Collected data entries:
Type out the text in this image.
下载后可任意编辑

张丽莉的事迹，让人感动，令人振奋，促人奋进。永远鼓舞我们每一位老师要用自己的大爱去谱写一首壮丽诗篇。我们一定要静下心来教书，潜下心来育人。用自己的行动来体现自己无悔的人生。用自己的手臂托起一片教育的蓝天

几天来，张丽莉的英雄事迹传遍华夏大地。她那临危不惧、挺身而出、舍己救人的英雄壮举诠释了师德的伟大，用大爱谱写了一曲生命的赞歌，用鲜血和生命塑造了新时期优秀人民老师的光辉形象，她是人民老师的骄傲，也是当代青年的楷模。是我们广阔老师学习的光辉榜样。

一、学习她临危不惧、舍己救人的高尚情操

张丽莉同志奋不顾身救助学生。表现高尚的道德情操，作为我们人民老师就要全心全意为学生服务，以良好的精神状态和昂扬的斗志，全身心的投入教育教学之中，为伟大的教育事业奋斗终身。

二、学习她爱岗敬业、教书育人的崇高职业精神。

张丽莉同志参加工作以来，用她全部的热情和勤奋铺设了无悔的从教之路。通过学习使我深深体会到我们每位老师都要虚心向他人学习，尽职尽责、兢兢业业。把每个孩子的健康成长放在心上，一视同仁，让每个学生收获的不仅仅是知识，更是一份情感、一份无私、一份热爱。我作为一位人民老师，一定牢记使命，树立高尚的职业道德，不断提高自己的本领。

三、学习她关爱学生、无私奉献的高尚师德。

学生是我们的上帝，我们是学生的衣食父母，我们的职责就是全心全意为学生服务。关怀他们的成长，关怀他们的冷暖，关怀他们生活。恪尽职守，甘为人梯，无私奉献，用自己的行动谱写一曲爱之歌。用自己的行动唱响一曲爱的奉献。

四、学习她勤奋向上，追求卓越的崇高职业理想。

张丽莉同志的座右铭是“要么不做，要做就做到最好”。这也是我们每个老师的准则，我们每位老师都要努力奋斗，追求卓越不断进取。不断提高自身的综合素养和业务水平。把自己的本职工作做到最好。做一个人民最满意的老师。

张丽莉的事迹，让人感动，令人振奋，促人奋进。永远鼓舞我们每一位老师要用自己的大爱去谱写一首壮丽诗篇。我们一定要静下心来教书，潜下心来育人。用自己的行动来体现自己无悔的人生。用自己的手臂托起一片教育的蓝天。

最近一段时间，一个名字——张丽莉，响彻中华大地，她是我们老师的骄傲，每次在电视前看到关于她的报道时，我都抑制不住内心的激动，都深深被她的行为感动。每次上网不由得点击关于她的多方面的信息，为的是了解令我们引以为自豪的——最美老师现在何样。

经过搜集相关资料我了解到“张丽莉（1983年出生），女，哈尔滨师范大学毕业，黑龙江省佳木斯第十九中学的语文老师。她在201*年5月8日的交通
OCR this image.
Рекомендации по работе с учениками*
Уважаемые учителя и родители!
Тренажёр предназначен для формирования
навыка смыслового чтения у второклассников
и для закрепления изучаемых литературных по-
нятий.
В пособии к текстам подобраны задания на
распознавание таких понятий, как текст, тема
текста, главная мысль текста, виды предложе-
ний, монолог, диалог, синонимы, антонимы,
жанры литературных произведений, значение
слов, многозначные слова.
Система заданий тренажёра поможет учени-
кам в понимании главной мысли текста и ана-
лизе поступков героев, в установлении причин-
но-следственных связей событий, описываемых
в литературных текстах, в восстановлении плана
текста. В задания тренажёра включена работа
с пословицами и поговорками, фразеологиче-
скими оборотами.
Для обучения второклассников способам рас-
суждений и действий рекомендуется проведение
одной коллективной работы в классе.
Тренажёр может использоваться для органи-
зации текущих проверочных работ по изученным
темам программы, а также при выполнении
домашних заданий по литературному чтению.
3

--- Prompt ---
From the entries above, select each line containing the string "литературных".

--- Answer below ---
и для закрепления изучаемых литературных по-
жанры литературных произведений, значение
в литературных текстах, в восстановлении плана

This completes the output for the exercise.